• **VORLIEGENDER TEXT**:

○ ○ ○ ○ ○

Man hört ihn in Talkshows, von Politikern, eigentlich überall. Er kommt so sanft daher, dass man seine destruktive Kraft fast überhört.

Das Spannende an diesem Satz: Es gibt – zumindest bis jetzt – noch kein vernünftiges Gegenargument, keine adäquate Reaktion darauf. Mit diesem Satz ist es möglich, die fragwürdigsten und uncharmantesten Dinge über Schwule sagen – solange man ihn noch schnell hinzufügt, ist alles wieder gut und man selber nicht mehr angreifbar. Es ist ein magischer Satz, der sogar Diskriminierungen neutralisieren kann.

Und das geht so: Vielleicht findet man, dass schwule Männer zwar nicht heiraten oder Kinder kriegen oder sich in der Öffentlichkeit so in den Vordergrund drängen sollen – aber das habe natürlich alles nichts damit zu tun, dass man etwas gegen Schwule hätte! Auf gar keinen Fall! Weil – und jetzt kommt der berühmte Satz: «Ich habe viele schwule Freunde!» So jemand kann doch kein schlechter Mensch sein! So jemand meint es doch gut mit einem!

Es ist ein wirklich gemeiner Satz. Sobald er fällt, ist jede Diskussion beendet. Er wirkt auf den ersten Blick umarmend und klingt nach Augenhöhe und gelebter Gleichwertigkeit. Die queere Generation würde so jemanden als Ally bezeichnen. Ein Verbündeter im Geiste und im Herzen. Aber nur auf den ersten Blick.

Die Intuition sagt einem schnell, dass mit diesem Satz irgendetwas nicht stimmt – aber es ist nicht leicht zu benennen, was es ist. Vielleicht, weil er nach jener Welt klingt, in der man selbst gerne leben möchte? Im Extremfall meint der Satz das Gegenteil von dem, was er sagt.

Die Schwulen, das sind die anderen. Ich bin es nicht.

○ ○ ○ ○ ○

• **VERFÜGBARE DATENSÄTZE**:
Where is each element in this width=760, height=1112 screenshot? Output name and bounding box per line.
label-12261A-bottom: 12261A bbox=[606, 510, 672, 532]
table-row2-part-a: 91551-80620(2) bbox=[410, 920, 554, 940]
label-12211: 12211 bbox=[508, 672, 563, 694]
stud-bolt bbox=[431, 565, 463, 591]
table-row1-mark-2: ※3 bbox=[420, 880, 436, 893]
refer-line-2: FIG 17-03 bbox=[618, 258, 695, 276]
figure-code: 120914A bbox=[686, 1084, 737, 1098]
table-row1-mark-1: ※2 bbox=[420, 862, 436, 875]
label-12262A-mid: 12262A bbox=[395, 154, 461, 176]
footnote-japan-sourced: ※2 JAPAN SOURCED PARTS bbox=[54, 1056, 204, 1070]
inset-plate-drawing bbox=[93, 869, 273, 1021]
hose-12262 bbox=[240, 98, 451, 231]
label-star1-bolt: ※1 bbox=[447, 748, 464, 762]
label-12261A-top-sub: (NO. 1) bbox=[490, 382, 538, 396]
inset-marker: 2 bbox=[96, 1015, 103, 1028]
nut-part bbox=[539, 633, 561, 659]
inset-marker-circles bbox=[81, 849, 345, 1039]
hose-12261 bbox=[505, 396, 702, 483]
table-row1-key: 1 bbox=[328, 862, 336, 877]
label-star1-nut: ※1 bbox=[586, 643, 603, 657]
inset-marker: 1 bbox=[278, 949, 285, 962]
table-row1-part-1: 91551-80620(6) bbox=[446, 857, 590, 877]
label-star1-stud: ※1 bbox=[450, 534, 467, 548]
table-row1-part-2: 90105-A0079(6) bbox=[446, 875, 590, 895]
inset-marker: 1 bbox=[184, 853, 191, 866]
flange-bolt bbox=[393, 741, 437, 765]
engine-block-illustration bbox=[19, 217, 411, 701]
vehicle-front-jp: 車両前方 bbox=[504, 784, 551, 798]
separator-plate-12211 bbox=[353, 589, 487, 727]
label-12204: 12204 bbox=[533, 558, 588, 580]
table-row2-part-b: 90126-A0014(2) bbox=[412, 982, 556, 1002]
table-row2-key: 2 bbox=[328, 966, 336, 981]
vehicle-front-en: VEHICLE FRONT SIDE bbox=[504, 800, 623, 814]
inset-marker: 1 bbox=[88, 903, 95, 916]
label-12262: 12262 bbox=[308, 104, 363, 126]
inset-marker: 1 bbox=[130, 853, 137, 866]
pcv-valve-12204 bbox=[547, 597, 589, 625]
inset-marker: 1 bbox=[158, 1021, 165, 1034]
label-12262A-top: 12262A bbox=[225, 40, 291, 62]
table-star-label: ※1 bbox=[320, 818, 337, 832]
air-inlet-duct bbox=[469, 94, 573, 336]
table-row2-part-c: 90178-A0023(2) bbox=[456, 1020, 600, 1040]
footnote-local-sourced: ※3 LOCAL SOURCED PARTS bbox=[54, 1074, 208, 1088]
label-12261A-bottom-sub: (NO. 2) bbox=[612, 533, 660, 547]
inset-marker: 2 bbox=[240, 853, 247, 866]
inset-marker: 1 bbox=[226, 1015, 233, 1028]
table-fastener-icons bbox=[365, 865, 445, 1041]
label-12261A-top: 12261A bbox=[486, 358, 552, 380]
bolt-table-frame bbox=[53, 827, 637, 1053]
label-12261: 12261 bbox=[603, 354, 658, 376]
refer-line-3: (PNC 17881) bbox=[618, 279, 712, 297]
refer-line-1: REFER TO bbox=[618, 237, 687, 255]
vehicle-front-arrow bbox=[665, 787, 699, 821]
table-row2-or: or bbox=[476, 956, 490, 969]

○ ○ ○ ○ ○

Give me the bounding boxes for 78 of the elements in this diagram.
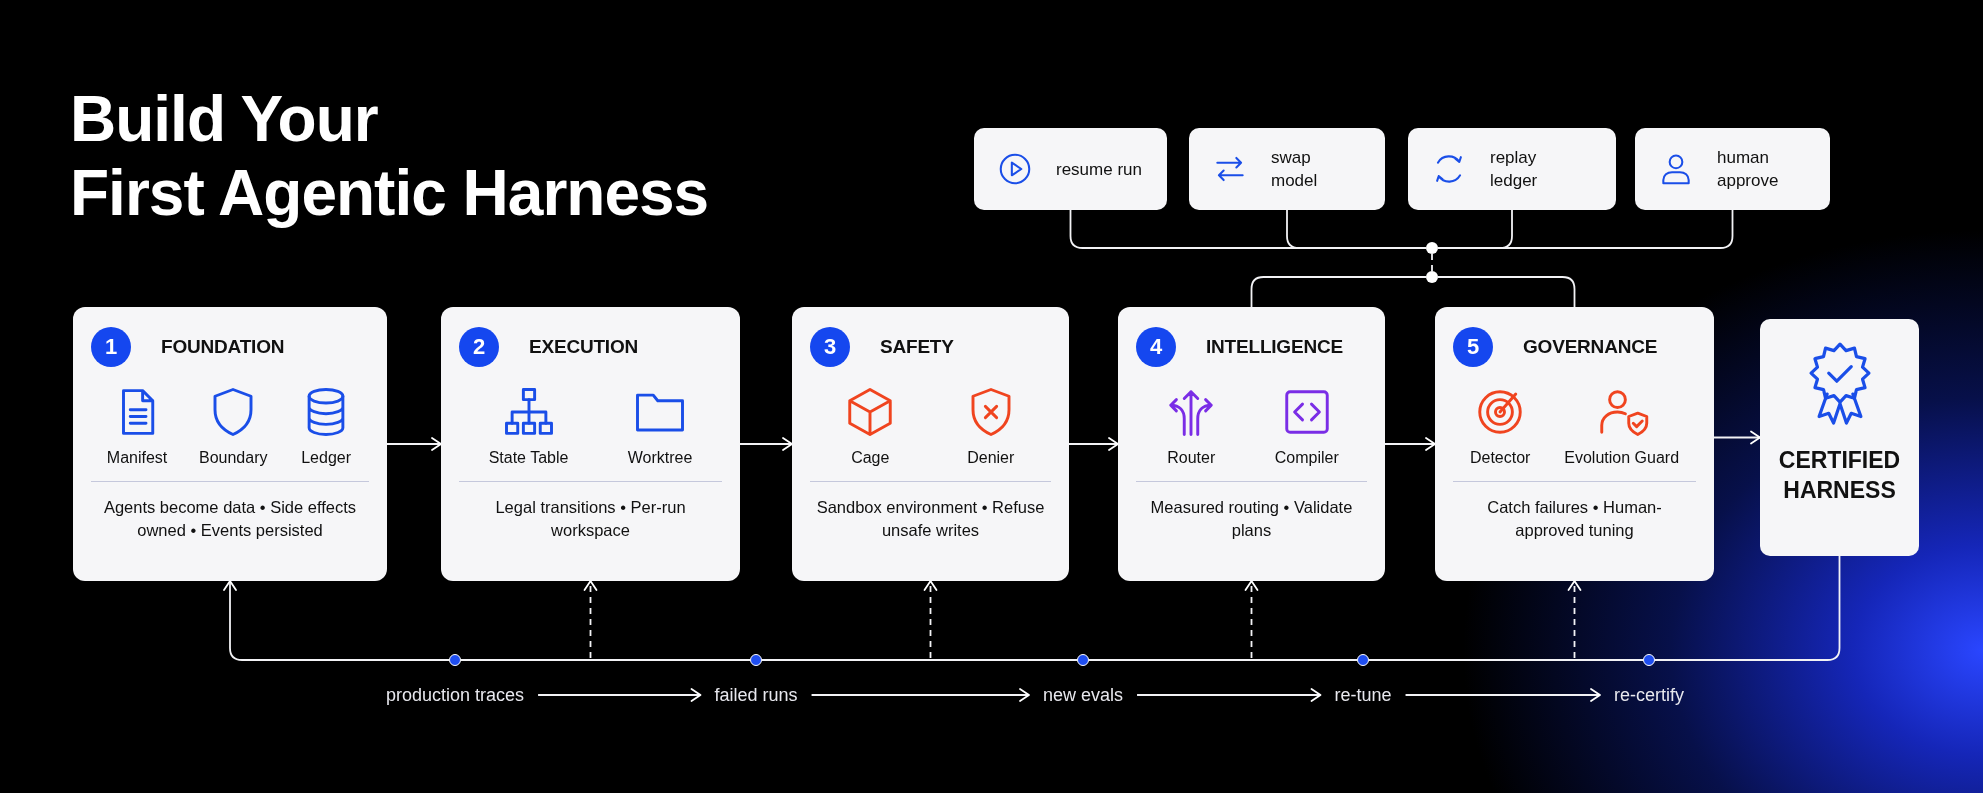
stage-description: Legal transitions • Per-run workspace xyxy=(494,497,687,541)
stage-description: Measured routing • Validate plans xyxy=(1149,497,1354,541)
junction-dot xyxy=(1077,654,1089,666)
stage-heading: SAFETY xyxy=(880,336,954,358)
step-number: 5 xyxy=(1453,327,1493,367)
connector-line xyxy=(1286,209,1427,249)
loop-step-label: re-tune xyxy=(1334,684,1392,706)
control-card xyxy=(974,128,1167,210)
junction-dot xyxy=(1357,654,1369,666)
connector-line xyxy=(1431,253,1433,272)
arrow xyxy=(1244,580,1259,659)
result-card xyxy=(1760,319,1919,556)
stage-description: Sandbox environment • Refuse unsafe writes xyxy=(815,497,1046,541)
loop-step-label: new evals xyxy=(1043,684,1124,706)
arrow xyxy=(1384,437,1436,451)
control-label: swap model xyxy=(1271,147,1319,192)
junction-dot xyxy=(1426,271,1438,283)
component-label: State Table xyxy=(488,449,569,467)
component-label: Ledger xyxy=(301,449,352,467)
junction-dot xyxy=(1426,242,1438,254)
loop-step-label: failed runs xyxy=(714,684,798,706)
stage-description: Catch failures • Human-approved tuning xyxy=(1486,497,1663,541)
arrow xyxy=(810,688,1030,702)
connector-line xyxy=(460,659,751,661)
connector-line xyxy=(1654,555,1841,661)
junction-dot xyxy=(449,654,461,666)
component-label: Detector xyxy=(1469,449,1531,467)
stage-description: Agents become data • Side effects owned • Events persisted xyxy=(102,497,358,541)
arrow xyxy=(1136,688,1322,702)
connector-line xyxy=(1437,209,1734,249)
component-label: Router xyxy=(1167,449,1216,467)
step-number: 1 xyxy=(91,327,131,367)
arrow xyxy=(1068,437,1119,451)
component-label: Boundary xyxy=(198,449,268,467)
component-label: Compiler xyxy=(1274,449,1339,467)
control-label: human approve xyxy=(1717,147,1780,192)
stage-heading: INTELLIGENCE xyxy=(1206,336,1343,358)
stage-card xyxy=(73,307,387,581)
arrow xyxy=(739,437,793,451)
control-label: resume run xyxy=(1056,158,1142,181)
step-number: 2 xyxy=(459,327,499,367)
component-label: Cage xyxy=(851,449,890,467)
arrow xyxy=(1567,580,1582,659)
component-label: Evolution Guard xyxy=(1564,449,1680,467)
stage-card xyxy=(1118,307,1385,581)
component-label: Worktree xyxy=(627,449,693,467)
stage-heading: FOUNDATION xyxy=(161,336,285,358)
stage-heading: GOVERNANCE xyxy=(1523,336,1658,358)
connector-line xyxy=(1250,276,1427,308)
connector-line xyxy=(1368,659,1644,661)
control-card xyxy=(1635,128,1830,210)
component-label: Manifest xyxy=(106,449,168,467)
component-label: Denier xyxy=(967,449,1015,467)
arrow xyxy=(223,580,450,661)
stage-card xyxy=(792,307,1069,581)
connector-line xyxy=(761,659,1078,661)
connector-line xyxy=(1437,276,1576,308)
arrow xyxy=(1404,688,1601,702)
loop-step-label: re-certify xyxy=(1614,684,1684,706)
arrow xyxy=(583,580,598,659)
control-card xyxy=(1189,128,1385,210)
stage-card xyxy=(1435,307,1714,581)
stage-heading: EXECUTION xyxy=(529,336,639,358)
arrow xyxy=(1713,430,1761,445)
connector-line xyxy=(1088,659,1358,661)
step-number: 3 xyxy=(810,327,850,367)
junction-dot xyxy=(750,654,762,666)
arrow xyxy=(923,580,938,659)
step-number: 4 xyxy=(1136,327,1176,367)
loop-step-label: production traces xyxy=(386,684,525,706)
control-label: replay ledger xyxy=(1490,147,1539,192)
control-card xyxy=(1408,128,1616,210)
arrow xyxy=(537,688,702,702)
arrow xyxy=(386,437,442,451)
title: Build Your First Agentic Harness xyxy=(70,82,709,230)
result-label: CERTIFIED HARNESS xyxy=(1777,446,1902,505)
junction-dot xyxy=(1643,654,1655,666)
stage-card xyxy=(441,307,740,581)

○ ○ ○ ○ ○

• **ZU ERLEDIGENDE AUFGABEN**:
**1.** Wiederhole aus den Datensätzen die Zeilen, beginnend mit der Zeile mit „stage-description: Legal transitions“ und weiter bis einschließlich der Zeile mit „connector-line xyxy=(1286,209,1427,249)“.
**2.** Nimm den Text über den Satz „Ich habe viele schwule Freunde“ nach seinem letzten Satz wieder auf und schreibe ihn weiter.

• **ERWARTETE ERGEBNISSE**:
**1.**
stage-description: Legal transitions • Per-run workspace xyxy=(494,497,687,541)
stage-description: Measured routing • Validate plans xyxy=(1149,497,1354,541)
junction-dot xyxy=(1077,654,1089,666)
stage-heading: SAFETY xyxy=(880,336,954,358)
step-number: 5 xyxy=(1453,327,1493,367)
connector-line xyxy=(1286,209,1427,249)

**2.**
Ob er will oder nicht! Er sagt zwar: «Ich habe viele schwule Freunde», aber er meint – ganz automatisch – auch damit: Die Schwulen, das sind die anderen. Ich bin es nicht. Mit diesem Satz kann man gleichzeitig Nähe und Distanz herstellen. Man kann damit das Abnormale in einem selbst in die anderen auslagern und deutet gleichzeitig auf die, die abnormal sind: die Schwulen. «Ich habe viele schwule Freunde» bedeutet also auch: Ich bin keiner von ihnen. Soweit kommtʼs noch.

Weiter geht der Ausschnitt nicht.